A run of records:
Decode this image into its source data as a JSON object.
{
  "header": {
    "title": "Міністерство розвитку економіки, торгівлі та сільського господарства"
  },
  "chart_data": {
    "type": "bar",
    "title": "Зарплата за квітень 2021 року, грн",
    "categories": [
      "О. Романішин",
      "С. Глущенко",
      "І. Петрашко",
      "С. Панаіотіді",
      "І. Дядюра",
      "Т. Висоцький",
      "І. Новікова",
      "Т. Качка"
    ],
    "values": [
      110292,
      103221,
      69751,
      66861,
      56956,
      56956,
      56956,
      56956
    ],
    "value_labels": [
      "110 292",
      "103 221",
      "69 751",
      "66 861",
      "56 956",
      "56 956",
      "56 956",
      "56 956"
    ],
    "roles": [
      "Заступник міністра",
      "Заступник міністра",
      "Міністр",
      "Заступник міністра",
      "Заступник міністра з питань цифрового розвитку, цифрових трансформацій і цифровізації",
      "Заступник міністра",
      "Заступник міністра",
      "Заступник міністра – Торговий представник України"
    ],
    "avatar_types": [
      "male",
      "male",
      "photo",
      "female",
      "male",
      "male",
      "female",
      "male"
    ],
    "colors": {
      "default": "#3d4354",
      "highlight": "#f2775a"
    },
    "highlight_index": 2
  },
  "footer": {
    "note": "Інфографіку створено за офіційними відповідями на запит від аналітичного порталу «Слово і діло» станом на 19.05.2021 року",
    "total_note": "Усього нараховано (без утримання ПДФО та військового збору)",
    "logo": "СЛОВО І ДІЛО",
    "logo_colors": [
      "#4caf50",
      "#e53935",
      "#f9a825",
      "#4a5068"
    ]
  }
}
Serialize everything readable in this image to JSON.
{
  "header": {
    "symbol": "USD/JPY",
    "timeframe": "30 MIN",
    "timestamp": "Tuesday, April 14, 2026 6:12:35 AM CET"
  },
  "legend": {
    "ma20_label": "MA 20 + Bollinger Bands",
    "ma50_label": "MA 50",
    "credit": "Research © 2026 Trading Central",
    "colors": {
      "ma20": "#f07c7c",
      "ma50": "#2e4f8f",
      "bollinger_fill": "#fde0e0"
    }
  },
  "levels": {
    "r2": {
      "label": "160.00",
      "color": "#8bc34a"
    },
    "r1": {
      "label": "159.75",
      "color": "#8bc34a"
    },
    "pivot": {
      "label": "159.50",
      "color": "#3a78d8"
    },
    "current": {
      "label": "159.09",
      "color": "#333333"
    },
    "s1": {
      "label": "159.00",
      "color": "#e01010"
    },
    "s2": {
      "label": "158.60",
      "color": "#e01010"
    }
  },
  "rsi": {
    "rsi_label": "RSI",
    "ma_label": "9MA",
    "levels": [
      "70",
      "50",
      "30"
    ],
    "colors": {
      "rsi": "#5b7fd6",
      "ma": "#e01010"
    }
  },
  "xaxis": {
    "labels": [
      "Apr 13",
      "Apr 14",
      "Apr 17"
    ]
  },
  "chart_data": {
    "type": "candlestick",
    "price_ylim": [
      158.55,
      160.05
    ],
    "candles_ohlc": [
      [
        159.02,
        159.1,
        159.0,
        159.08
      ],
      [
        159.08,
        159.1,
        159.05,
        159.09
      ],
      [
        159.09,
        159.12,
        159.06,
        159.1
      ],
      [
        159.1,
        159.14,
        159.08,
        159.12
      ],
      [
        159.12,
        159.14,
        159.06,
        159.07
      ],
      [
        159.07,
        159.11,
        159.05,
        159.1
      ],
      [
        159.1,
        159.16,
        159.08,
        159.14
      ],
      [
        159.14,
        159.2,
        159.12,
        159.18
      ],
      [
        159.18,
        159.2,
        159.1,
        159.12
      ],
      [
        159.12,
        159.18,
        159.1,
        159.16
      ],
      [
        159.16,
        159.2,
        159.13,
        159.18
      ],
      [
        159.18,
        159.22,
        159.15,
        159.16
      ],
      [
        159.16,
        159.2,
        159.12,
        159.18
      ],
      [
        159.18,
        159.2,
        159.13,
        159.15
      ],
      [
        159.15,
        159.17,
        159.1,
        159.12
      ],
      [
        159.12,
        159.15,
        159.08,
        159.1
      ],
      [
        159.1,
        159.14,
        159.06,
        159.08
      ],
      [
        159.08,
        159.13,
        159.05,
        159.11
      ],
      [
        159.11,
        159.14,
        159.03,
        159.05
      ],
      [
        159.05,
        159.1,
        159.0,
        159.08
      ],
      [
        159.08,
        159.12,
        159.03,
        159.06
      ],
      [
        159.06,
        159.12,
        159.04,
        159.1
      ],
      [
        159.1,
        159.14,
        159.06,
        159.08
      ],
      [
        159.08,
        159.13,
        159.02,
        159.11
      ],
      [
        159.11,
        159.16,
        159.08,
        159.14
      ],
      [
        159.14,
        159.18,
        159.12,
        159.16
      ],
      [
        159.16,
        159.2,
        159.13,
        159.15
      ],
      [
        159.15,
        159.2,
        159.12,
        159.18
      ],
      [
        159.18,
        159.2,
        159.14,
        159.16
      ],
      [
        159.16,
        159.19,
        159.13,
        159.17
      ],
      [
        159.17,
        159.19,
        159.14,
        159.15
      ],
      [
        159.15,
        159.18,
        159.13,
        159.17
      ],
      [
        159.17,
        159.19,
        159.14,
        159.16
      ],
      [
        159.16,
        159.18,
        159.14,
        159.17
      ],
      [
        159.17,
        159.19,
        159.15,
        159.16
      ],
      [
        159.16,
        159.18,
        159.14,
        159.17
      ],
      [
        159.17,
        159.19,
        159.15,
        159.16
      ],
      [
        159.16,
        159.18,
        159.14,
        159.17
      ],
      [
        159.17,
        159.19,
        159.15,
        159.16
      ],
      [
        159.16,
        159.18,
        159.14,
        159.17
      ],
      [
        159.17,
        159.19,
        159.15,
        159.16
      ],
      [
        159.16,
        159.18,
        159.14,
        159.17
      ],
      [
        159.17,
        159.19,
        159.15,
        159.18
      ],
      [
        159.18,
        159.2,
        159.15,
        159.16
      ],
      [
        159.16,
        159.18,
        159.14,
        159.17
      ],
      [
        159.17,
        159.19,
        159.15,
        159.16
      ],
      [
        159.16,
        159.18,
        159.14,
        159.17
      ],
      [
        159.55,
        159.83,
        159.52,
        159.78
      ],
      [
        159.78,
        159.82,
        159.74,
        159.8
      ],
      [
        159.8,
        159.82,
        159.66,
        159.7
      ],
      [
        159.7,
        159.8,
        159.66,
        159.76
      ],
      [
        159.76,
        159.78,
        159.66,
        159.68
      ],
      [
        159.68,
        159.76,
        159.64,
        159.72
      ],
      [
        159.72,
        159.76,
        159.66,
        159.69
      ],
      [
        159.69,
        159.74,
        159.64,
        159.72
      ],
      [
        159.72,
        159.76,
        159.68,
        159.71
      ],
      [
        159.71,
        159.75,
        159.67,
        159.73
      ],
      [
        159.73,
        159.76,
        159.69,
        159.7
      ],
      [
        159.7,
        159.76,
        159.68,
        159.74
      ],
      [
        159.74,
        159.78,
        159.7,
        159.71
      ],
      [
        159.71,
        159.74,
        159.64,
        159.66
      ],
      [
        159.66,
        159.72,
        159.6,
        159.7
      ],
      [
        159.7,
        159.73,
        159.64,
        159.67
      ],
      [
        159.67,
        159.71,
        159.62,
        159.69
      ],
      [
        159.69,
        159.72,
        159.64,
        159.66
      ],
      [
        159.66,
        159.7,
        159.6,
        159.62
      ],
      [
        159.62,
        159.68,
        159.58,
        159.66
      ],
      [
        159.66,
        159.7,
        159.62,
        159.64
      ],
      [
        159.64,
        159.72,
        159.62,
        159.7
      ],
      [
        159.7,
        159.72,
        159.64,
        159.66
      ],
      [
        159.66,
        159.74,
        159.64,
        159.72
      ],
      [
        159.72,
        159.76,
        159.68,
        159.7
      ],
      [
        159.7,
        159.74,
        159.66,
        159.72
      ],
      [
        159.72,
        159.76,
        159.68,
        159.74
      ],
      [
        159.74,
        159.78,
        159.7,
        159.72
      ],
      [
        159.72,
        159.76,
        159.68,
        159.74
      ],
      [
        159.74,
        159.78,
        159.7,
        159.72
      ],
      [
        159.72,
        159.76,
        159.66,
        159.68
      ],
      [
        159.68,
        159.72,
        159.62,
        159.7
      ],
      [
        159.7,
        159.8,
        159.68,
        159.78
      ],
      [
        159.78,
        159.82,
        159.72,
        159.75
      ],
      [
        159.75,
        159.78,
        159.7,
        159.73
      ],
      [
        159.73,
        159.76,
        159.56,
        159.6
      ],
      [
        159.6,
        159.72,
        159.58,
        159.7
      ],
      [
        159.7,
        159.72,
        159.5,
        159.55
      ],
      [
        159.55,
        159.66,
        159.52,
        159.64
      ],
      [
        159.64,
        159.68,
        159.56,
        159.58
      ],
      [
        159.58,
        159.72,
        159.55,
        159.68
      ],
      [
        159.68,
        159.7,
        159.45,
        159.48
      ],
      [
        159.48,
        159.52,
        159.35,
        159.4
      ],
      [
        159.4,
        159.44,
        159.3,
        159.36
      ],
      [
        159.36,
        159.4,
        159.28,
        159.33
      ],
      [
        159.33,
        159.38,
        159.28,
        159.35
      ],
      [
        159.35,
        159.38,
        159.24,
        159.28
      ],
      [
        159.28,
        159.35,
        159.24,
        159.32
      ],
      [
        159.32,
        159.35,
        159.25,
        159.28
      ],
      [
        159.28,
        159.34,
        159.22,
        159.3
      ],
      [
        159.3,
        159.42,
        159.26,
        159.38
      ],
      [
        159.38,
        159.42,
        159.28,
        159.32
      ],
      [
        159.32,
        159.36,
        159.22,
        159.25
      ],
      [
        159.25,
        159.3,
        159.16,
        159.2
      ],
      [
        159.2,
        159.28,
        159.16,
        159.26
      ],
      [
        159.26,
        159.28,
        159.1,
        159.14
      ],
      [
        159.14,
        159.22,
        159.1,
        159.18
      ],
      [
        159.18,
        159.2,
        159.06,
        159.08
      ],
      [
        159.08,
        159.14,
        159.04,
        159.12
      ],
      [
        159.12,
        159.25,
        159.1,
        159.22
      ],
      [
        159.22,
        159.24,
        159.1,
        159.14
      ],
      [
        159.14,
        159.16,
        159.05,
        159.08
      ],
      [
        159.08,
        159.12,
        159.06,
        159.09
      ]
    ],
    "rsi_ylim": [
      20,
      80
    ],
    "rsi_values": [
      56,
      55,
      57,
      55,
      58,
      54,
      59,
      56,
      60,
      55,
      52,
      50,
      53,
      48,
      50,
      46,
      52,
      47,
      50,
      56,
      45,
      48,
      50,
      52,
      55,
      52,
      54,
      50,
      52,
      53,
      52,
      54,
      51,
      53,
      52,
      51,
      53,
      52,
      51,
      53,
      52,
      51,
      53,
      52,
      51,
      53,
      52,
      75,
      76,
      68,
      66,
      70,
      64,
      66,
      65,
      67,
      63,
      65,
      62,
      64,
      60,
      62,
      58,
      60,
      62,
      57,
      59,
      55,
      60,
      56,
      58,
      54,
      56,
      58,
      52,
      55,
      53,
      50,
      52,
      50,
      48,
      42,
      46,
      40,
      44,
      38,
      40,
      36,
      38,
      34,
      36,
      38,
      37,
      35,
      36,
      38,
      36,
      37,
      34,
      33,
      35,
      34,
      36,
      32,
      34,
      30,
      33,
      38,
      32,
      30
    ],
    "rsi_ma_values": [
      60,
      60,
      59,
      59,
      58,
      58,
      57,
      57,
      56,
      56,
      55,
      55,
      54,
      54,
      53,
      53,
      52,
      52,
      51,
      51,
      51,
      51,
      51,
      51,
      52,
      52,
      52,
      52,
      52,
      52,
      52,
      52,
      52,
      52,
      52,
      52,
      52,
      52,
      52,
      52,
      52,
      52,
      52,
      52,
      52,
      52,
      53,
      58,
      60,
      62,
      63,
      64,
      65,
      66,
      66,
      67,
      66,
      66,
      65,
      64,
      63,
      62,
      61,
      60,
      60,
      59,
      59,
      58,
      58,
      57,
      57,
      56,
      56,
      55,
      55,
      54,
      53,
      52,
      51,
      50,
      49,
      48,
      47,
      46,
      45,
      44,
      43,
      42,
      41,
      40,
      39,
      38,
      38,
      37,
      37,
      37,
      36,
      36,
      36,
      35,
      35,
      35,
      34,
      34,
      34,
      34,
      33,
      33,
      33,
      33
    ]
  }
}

◆ Task prompt:
Wherever the string "року" appears in the entries above, list that line.

◆ The response:
    "title": "Зарплата за квітень 2021 року, грн",
    "note": "Інфографіку створено за офіційними відповідями на запит від аналітичного порталу «Слово і діло» станом на 19.05.2021 року",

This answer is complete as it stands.